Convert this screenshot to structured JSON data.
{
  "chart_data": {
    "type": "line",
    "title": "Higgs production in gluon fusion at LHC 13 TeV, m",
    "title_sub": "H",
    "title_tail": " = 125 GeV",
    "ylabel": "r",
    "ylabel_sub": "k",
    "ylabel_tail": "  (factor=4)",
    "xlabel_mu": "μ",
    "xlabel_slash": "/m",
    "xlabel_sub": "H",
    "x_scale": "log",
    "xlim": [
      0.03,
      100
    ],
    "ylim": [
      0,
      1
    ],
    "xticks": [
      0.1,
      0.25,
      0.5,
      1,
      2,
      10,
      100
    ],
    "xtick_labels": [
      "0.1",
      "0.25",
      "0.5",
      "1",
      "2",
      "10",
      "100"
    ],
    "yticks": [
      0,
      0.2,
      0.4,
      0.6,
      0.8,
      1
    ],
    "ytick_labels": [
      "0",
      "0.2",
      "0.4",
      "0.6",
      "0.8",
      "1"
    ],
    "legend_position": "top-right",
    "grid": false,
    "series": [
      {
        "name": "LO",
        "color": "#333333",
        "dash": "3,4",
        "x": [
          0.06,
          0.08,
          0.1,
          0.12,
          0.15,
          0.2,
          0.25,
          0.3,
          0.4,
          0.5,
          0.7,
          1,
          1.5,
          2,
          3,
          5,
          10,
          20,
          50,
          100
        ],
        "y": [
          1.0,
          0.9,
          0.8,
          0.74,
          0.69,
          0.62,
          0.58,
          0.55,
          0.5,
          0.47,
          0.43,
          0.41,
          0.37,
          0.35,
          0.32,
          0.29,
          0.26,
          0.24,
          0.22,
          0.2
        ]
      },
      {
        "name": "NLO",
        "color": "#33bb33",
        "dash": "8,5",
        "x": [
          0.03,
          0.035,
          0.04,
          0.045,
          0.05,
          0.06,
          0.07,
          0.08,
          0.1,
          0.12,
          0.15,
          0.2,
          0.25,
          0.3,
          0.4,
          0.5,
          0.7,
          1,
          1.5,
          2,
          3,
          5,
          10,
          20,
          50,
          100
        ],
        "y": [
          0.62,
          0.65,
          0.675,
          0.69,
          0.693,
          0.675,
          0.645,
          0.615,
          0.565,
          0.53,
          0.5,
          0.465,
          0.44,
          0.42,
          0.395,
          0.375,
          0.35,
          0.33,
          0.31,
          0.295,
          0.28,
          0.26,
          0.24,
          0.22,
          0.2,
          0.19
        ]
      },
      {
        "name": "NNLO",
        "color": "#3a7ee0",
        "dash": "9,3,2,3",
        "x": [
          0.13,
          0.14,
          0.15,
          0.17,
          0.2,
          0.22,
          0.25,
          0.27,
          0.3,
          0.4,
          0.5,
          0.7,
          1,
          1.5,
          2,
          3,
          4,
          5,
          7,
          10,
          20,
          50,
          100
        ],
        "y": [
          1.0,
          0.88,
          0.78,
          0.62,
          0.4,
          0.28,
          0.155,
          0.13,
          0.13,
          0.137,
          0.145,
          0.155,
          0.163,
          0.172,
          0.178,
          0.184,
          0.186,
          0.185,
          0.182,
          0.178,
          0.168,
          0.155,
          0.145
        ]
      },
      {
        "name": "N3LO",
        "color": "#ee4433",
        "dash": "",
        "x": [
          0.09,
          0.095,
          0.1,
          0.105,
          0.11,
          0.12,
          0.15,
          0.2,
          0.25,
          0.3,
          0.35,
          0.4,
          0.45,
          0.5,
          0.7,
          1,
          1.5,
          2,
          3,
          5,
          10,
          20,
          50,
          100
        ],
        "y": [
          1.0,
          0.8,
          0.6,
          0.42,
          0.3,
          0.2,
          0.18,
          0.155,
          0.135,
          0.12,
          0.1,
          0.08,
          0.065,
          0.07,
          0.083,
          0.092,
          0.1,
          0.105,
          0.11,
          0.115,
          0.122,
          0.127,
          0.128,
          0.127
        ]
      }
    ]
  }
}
============
• WHAT IS NEEDED:
Exactly reproduce all of the entries above.

• TASK RESULT:
Convert this screenshot to structured JSON data.
{
  "chart_data": {
    "type": "line",
    "title": "Higgs production in gluon fusion at LHC 13 TeV, m",
    "title_sub": "H",
    "title_tail": " = 125 GeV",
    "ylabel": "r",
    "ylabel_sub": "k",
    "ylabel_tail": "  (factor=4)",
    "xlabel_mu": "μ",
    "xlabel_slash": "/m",
    "xlabel_sub": "H",
    "x_scale": "log",
    "xlim": [
      0.03,
      100
    ],
    "ylim": [
      0,
      1
    ],
    "xticks": [
      0.1,
      0.25,
      0.5,
      1,
      2,
      10,
      100
    ],
    "xtick_labels": [
      "0.1",
      "0.25",
      "0.5",
      "1",
      "2",
      "10",
      "100"
    ],
    "yticks": [
      0,
      0.2,
      0.4,
      0.6,
      0.8,
      1
    ],
    "ytick_labels": [
      "0",
      "0.2",
      "0.4",
      "0.6",
      "0.8",
      "1"
    ],
    "legend_position": "top-right",
    "grid": false,
    "series": [
      {
        "name": "LO",
        "color": "#333333",
        "dash": "3,4",
        "x": [
          0.06,
          0.08,
          0.1,
          0.12,
          0.15,
          0.2,
          0.25,
          0.3,
          0.4,
          0.5,
          0.7,
          1,
          1.5,
          2,
          3,
          5,
          10,
          20,
          50,
          100
        ],
        "y": [
          1.0,
          0.9,
          0.8,
          0.74,
          0.69,
          0.62,
          0.58,
          0.55,
          0.5,
          0.47,
          0.43,
          0.41,
          0.37,
          0.35,
          0.32,
          0.29,
          0.26,
          0.24,
          0.22,
          0.2
        ]
      },
      {
        "name": "NLO",
        "color": "#33bb33",
        "dash": "8,5",
        "x": [
          0.03,
          0.035,
          0.04,
          0.045,
          0.05,
          0.06,
          0.07,
          0.08,
          0.1,
          0.12,
          0.15,
          0.2,
          0.25,
          0.3,
          0.4,
          0.5,
          0.7,
          1,
          1.5,
          2,
          3,
          5,
          10,
          20,
          50,
          100
        ],
        "y": [
          0.62,
          0.65,
          0.675,
          0.69,
          0.693,
          0.675,
          0.645,
          0.615,
          0.565,
          0.53,
          0.5,
          0.465,
          0.44,
          0.42,
          0.395,
          0.375,
          0.35,
          0.33,
          0.31,
          0.295,
          0.28,
          0.26,
          0.24,
          0.22,
          0.2,
          0.19
        ]
      },
      {
        "name": "NNLO",
        "color": "#3a7ee0",
        "dash": "9,3,2,3",
        "x": [
          0.13,
          0.14,
          0.15,
          0.17,
          0.2,
          0.22,
          0.25,
          0.27,
          0.3,
          0.4,
          0.5,
          0.7,
          1,
          1.5,
          2,
          3,
          4,
          5,
          7,
          10,
          20,
          50,
          100
        ],
        "y": [
          1.0,
          0.88,
          0.78,
          0.62,
          0.4,
          0.28,
          0.155,
          0.13,
          0.13,
          0.137,
          0.145,
          0.155,
          0.163,
          0.172,
          0.178,
          0.184,
          0.186,
          0.185,
          0.182,
          0.178,
          0.168,
          0.155,
          0.145
        ]
      },
      {
        "name": "N3LO",
        "color": "#ee4433",
        "dash": "",
        "x": [
          0.09,
          0.095,
          0.1,
          0.105,
          0.11,
          0.12,
          0.15,
          0.2,
          0.25,
          0.3,
          0.35,
          0.4,
          0.45,
          0.5,
          0.7,
          1,
          1.5,
          2,
          3,
          5,
          10,
          20,
          50,
          100
        ],
        "y": [
          1.0,
          0.8,
          0.6,
          0.42,
          0.3,
          0.2,
          0.18,
          0.155,
          0.135,
          0.12,
          0.1,
          0.08,
          0.065,
          0.07,
          0.083,
          0.092,
          0.1,
          0.105,
          0.11,
          0.115,
          0.122,
          0.127,
          0.128,
          0.127
        ]
      }
    ]
  }
}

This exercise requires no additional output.